--- Start Data for the task ---

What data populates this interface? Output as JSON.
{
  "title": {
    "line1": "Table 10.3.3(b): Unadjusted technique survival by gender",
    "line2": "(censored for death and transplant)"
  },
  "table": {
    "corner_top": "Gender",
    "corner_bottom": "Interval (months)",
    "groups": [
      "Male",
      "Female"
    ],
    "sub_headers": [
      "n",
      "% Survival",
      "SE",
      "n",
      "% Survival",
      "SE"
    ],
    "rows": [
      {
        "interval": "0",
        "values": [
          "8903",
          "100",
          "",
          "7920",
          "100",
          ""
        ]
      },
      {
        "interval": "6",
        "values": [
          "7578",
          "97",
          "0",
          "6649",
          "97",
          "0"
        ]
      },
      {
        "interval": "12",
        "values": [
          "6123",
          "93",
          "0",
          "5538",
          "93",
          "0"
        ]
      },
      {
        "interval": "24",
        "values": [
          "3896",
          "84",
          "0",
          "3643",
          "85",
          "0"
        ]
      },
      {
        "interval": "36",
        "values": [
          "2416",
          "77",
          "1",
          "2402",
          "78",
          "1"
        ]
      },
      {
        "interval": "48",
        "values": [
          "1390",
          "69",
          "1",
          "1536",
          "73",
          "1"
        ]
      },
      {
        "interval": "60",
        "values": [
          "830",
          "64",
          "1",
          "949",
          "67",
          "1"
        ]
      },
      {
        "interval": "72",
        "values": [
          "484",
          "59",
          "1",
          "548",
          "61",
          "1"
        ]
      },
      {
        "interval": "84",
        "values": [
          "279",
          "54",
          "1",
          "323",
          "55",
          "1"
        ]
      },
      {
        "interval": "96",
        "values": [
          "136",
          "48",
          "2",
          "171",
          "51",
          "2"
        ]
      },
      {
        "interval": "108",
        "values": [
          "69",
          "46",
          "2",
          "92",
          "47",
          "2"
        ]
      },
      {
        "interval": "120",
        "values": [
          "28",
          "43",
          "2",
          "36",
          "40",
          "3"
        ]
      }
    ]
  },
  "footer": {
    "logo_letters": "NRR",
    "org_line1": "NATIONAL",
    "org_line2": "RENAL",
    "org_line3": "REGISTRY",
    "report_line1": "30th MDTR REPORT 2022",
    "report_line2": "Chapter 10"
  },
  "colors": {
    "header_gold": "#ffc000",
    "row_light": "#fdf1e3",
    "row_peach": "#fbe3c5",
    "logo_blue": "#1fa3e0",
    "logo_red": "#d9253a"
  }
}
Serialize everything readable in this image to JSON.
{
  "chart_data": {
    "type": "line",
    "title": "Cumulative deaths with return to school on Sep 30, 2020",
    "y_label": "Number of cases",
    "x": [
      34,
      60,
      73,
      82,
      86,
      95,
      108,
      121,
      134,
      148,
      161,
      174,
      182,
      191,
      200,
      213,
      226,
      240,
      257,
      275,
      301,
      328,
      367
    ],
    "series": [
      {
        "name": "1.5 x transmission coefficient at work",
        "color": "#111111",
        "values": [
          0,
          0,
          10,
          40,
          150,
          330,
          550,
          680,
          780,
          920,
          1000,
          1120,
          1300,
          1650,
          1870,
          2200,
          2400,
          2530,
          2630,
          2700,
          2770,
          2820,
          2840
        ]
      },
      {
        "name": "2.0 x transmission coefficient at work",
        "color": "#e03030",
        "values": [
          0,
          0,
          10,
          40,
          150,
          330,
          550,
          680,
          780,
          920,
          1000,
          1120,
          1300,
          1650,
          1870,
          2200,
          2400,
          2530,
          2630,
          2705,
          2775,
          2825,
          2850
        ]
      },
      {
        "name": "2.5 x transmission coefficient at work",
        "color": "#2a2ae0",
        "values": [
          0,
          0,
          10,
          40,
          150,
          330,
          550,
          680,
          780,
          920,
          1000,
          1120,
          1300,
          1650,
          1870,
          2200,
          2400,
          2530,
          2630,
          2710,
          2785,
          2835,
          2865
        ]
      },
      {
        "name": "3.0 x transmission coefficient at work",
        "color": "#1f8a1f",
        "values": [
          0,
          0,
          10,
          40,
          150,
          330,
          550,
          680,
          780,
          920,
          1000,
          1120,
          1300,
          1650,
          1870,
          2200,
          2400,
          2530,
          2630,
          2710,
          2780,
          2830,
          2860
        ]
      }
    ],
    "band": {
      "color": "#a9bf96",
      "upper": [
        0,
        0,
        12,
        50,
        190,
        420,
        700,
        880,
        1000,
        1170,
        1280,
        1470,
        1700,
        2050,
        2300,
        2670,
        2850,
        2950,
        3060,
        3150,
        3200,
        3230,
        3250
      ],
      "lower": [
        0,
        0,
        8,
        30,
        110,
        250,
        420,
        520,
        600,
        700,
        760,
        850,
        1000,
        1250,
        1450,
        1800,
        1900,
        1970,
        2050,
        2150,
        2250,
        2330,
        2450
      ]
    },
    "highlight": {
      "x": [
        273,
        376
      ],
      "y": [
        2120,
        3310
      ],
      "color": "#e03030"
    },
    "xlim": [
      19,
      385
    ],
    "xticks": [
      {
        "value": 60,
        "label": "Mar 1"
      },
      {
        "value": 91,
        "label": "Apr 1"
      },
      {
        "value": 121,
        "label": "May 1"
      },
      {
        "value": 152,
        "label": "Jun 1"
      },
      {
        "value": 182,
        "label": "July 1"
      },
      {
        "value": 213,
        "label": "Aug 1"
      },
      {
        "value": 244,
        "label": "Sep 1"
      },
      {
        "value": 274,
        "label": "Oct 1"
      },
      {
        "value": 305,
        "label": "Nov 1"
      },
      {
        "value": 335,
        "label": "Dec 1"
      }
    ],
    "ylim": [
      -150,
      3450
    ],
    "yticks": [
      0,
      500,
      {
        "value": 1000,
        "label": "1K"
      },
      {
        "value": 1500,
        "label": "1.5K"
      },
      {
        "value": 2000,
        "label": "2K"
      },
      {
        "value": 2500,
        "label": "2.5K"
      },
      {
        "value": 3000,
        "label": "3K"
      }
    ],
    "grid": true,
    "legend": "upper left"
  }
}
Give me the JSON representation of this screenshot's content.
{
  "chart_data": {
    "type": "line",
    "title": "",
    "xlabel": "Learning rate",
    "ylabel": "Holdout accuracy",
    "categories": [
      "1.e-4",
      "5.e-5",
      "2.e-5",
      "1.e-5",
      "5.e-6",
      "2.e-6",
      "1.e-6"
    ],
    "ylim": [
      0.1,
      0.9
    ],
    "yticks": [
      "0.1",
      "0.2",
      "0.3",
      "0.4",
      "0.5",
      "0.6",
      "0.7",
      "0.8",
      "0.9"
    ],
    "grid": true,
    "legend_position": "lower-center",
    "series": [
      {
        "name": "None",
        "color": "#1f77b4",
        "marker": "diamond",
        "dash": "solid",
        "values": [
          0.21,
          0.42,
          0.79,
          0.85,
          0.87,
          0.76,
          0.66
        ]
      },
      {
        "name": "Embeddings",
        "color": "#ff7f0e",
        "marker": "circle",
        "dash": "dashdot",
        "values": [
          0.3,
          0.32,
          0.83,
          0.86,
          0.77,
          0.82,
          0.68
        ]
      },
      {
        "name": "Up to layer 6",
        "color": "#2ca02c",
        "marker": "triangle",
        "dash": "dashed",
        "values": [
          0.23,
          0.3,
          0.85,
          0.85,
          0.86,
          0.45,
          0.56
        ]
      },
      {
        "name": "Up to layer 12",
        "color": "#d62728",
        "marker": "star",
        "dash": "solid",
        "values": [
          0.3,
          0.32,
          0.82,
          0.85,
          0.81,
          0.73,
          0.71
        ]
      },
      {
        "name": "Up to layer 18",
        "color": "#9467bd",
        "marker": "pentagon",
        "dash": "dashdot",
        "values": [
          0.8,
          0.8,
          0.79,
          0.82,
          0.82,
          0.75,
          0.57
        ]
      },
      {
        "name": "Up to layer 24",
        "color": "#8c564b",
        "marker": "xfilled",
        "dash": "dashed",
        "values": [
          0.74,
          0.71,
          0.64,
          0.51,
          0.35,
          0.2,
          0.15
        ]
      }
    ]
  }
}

--- End Data for the task ---

§ **Written instruction**
Going through the records above, state how many lines carry "this", with no other text.

§ **Worked solution**
3